**Written request:** Look below. Copy each line that has "overhead" in it.

**Data provided:**

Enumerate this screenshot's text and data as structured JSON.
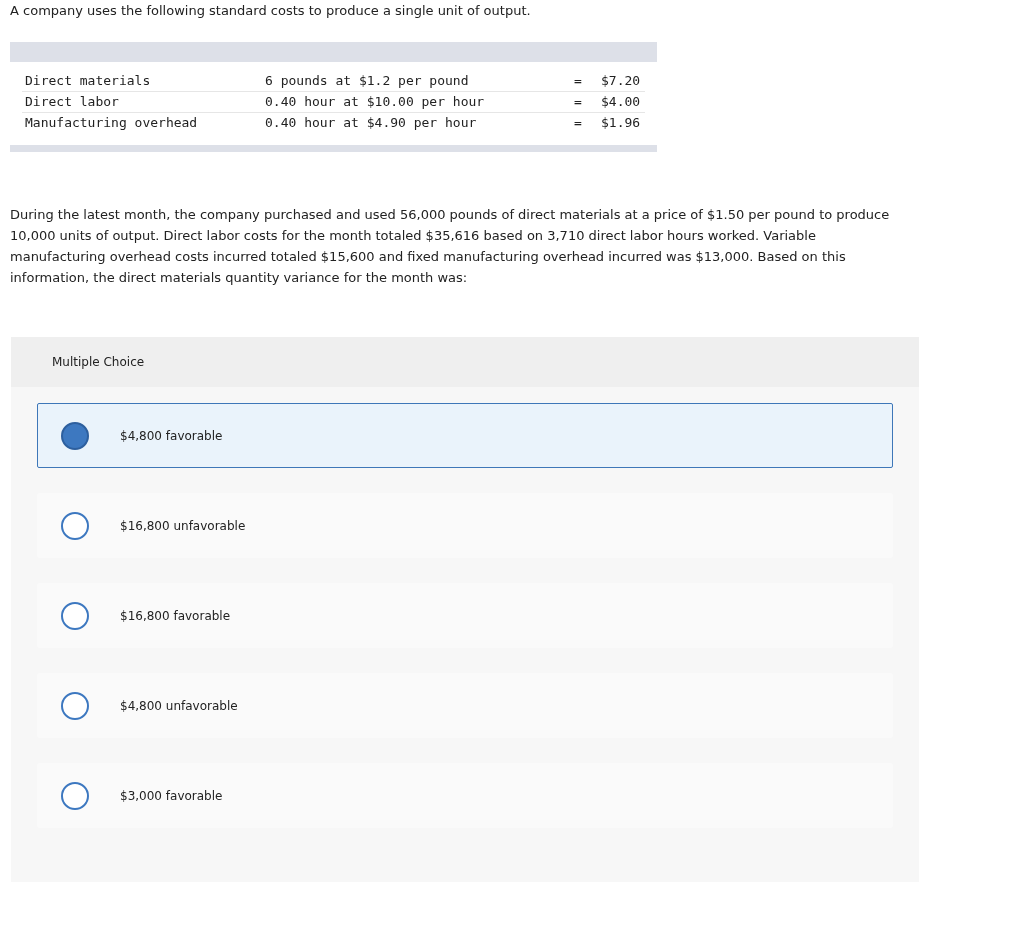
{
  "question_intro": "A company uses the following standard costs to produce a single unit of output.",
  "cost_table": {
    "rows": [
      {
        "item": "Direct materials",
        "basis": "6 pounds at $1.2 per pound",
        "equals": "=",
        "amount": "$7.20"
      },
      {
        "item": "Direct labor",
        "basis": "0.40 hour at $10.00 per hour",
        "equals": "=",
        "amount": "$4.00"
      },
      {
        "item": "Manufacturing overhead",
        "basis": "0.40 hour at $4.90 per hour",
        "equals": "=",
        "amount": "$1.96"
      }
    ]
  },
  "question_text": "During the latest month, the company purchased and used 56,000 pounds of direct materials at a price of $1.50 per pound to produce 10,000 units of output. Direct labor costs for the month totaled $35,616 based on 3,710 direct labor hours worked. Variable manufacturing overhead costs incurred totaled $15,600 and fixed manufacturing overhead incurred was $13,000. Based on this information, the direct materials quantity variance for the month was:",
  "multiple_choice": {
    "heading": "Multiple Choice",
    "options": [
      {
        "label": "$4,800 favorable",
        "selected": true
      },
      {
        "label": "$16,800 unfavorable",
        "selected": false
      },
      {
        "label": "$16,800 favorable",
        "selected": false
      },
      {
        "label": "$4,800 unfavorable",
        "selected": false
      },
      {
        "label": "$3,000 favorable",
        "selected": false
      }
    ]
  }
}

**Exercise response:**
        "item": "Manufacturing overhead",
  "question_text": "During the latest month, the company purchased and used 56,000 pounds of direct materials at a price of $1.50 per pound to produce 10,000 units of output. Direct labor costs for the month totaled $35,616 based on 3,710 direct labor hours worked. Variable manufacturing overhead costs incurred totaled $15,600 and fixed manufacturing overhead incurred was $13,000. Based on this information, the direct materials quantity variance for the month was:",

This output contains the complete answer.